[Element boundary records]
□ □ □ □ □
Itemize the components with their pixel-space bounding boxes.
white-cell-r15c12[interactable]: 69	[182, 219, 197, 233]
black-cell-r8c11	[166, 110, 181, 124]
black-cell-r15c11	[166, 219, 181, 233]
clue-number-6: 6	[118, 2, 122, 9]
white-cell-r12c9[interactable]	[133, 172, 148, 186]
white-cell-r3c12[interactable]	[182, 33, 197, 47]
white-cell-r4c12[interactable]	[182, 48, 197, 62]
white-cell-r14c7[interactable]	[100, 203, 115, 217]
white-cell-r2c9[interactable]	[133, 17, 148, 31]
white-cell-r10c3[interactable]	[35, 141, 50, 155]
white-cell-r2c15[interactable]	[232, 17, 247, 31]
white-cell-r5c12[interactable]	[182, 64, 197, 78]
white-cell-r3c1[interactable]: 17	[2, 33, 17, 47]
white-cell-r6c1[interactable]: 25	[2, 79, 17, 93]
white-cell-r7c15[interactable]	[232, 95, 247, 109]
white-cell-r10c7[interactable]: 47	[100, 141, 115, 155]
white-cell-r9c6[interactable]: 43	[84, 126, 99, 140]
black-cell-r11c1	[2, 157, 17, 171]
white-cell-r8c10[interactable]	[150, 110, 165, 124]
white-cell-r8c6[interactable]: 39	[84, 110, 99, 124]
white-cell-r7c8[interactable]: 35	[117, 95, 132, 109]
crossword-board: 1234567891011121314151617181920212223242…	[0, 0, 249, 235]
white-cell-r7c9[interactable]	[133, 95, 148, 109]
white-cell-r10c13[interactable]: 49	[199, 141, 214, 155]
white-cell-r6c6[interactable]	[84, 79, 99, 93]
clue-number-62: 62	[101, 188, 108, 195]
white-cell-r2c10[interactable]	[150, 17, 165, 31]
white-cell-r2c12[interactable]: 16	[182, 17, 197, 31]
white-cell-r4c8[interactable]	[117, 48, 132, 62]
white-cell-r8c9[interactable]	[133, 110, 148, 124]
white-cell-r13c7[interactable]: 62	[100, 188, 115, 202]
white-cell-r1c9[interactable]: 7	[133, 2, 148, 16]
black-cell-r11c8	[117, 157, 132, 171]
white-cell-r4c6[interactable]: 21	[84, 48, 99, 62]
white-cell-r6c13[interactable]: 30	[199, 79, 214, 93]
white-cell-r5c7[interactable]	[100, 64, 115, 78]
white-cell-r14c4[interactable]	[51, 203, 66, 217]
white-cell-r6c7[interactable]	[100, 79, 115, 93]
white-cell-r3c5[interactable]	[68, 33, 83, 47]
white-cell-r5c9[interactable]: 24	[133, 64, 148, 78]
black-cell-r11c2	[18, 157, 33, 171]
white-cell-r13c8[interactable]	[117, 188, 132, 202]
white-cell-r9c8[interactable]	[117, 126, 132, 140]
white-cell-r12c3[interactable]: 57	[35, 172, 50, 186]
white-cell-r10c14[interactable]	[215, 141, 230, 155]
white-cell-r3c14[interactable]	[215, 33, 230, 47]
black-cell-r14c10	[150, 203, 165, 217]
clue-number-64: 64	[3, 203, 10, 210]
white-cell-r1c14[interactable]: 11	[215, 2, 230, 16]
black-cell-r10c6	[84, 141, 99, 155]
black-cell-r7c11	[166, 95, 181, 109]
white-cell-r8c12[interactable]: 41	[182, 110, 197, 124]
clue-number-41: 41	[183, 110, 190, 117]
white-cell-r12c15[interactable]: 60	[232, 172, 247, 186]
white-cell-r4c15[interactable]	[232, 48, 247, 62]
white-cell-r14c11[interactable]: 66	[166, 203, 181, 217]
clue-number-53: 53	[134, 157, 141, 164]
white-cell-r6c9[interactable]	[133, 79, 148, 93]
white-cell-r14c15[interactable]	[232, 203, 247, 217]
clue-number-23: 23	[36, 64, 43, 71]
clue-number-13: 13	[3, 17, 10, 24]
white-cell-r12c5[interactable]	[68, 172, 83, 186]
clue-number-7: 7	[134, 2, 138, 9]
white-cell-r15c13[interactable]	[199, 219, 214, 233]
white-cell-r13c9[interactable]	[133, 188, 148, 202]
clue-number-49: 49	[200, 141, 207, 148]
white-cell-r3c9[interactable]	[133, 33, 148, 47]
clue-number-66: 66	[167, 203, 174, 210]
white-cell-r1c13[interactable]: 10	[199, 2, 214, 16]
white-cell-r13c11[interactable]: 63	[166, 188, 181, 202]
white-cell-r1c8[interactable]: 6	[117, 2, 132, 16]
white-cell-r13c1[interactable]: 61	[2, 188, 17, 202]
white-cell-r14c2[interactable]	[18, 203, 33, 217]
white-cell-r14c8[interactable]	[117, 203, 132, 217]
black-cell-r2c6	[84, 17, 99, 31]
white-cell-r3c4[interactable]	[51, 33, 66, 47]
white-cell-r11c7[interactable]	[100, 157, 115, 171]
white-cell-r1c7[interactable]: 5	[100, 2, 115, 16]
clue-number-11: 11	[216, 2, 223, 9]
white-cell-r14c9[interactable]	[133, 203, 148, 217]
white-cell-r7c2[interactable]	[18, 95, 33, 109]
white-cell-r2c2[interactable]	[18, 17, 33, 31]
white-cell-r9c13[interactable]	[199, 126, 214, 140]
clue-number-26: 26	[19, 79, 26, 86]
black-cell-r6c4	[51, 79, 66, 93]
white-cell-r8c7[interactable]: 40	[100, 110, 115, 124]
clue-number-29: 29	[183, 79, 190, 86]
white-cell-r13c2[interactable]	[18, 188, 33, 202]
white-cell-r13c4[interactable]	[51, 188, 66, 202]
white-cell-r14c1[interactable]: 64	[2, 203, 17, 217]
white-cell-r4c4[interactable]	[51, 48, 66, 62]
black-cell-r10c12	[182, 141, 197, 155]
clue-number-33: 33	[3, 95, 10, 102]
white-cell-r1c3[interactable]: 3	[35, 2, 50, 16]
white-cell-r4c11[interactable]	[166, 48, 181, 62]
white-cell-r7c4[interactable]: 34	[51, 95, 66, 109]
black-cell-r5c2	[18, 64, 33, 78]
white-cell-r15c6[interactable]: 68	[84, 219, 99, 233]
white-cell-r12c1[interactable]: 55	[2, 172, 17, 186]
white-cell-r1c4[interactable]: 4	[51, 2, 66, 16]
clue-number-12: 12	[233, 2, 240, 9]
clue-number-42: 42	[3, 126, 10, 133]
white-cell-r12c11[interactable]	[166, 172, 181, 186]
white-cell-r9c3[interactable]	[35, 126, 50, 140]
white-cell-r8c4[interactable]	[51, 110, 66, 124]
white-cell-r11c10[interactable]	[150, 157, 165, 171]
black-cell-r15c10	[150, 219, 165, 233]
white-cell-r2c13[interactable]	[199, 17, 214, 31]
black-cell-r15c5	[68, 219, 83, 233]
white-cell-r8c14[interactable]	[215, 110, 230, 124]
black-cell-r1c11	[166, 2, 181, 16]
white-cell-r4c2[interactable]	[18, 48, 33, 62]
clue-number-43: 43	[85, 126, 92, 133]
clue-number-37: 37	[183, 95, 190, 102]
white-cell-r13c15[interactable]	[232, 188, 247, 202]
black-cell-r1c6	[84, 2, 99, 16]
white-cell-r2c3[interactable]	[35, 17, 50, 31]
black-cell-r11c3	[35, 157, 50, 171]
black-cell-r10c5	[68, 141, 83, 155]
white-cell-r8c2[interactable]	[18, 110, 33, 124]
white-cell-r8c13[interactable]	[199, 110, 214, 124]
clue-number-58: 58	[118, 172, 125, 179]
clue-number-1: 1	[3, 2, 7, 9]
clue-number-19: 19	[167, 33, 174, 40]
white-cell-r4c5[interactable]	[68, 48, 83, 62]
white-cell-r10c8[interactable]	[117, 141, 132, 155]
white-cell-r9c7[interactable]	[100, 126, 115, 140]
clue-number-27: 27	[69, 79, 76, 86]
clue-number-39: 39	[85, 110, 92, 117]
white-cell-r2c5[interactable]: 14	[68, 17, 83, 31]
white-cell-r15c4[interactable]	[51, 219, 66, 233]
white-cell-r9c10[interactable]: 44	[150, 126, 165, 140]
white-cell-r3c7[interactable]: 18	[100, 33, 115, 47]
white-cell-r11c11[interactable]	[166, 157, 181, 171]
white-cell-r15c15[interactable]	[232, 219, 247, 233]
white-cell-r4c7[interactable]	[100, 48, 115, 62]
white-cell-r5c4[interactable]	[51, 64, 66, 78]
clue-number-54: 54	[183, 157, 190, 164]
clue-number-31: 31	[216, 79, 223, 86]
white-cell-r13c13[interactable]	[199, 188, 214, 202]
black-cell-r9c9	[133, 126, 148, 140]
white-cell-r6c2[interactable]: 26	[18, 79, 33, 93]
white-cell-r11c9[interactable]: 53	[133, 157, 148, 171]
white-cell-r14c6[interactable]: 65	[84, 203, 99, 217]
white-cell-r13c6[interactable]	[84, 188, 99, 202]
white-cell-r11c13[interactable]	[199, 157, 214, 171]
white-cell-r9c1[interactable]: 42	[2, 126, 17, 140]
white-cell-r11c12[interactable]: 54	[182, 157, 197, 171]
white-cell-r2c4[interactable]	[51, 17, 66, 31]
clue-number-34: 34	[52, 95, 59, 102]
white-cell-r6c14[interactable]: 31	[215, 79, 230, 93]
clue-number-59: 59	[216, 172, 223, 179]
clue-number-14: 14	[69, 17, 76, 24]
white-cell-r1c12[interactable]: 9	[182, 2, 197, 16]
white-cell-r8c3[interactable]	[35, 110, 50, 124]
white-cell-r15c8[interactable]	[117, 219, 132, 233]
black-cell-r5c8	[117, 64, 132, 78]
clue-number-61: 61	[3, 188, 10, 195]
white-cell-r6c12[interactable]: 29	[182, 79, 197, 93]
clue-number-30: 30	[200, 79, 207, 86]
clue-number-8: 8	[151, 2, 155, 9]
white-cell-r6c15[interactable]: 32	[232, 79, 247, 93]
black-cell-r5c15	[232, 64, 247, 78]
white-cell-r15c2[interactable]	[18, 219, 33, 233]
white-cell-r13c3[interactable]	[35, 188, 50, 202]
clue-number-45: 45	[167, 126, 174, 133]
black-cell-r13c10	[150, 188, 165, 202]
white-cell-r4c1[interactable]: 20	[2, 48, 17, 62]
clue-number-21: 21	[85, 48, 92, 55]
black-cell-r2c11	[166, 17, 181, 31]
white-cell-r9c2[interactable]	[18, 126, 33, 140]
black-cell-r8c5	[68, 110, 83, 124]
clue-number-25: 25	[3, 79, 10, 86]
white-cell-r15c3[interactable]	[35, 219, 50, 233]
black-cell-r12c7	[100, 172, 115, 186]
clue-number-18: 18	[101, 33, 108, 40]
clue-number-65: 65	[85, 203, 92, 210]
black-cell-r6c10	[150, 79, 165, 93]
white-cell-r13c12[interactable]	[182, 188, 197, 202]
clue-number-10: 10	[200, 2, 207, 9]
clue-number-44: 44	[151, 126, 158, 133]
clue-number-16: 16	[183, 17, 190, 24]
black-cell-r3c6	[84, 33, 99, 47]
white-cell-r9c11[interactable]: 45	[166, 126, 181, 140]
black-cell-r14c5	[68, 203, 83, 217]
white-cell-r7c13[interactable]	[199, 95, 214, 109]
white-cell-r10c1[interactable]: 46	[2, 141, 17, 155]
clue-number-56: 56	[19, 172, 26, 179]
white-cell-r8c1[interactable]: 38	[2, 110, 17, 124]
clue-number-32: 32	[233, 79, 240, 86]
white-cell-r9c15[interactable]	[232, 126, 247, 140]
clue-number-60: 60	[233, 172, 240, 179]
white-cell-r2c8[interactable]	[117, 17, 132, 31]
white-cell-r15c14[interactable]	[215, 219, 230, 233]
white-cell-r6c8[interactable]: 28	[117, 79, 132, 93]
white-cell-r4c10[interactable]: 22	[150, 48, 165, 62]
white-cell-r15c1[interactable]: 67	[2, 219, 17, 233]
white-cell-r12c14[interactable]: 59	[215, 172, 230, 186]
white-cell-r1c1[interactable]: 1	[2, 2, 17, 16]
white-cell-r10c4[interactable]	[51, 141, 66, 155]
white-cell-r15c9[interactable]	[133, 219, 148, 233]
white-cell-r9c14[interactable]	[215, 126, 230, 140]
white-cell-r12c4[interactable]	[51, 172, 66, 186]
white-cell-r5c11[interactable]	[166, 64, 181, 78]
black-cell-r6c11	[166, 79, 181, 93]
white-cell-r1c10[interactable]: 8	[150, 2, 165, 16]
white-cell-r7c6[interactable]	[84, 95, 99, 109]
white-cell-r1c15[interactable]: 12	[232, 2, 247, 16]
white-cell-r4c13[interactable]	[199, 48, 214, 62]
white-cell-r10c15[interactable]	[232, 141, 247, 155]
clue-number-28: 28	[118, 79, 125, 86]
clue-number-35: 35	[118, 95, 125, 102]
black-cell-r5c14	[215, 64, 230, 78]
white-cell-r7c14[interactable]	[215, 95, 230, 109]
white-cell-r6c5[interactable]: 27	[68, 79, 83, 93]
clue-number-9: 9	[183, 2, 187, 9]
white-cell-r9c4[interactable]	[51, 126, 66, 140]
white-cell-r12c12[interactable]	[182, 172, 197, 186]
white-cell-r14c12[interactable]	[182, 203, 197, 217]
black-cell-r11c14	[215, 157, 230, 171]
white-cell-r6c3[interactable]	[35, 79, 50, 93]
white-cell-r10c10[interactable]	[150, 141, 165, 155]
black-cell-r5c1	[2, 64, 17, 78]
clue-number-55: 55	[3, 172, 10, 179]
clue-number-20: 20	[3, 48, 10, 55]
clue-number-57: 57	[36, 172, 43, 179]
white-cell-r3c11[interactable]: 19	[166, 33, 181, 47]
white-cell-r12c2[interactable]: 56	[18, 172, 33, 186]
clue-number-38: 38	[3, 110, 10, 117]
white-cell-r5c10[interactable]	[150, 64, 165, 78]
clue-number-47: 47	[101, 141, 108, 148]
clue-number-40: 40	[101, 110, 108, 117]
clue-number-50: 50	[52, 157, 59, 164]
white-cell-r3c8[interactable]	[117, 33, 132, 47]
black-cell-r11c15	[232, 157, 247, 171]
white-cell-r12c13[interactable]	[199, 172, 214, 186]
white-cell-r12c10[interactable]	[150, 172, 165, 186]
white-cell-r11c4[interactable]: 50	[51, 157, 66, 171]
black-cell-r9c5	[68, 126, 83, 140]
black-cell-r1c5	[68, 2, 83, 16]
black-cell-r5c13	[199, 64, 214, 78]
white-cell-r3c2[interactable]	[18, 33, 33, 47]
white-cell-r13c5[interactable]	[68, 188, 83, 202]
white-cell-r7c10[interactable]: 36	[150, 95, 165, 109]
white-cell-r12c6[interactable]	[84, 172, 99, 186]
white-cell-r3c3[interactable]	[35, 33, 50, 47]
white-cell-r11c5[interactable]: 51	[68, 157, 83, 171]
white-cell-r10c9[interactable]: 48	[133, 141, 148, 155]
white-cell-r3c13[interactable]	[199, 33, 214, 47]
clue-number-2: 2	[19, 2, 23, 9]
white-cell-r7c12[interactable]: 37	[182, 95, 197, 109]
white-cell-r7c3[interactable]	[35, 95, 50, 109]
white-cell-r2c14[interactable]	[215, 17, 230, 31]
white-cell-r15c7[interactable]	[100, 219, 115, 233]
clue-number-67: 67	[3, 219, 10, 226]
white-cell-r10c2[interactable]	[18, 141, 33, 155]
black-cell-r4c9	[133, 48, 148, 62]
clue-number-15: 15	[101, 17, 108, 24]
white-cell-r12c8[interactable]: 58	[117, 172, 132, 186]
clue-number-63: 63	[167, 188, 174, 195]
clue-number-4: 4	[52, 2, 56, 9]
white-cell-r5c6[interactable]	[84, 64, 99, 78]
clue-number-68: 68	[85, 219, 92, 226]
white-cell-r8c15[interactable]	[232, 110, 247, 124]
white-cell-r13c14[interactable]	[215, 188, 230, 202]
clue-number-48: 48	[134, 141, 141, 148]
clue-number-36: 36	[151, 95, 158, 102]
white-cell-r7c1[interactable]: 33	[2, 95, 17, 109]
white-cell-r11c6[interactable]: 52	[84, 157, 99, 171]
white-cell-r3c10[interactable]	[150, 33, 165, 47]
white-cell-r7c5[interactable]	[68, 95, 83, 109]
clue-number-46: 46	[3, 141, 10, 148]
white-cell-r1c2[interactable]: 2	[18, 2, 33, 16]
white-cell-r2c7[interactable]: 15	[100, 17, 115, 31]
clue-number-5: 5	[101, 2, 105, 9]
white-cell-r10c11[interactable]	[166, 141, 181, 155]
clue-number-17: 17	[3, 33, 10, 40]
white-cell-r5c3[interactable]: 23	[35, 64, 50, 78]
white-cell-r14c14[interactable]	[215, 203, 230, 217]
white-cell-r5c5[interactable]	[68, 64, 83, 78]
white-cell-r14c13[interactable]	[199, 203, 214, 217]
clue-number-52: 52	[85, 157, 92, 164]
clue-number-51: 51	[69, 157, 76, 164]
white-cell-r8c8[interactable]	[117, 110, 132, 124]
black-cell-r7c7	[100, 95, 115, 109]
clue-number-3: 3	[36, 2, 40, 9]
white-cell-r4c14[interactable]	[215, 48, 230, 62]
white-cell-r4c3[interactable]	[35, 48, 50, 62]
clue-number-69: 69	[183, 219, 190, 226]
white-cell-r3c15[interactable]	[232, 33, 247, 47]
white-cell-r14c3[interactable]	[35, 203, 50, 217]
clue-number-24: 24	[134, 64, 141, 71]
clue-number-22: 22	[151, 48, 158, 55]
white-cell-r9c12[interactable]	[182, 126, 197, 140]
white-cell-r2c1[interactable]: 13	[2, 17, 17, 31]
□ □ □ □ □
• [WHAT TO DO]: Starting from the first line of the material and stopping after the line containing "48, 197, 62]", lay out those lines as a numbered list, leaving out any blank lines.

• [OUTPUT FOR THIS EXERCISE]:
1. Itemize the components with their pixel-space bounding boxes.
2. white-cell-r15c12[interactable]: 69	[182, 219, 197, 233]
3. black-cell-r8c11	[166, 110, 181, 124]
4. black-cell-r15c11	[166, 219, 181, 233]
5. clue-number-6: 6	[118, 2, 122, 9]
6. white-cell-r12c9[interactable]	[133, 172, 148, 186]
7. white-cell-r3c12[interactable]	[182, 33, 197, 47]
8. white-cell-r4c12[interactable]	[182, 48, 197, 62]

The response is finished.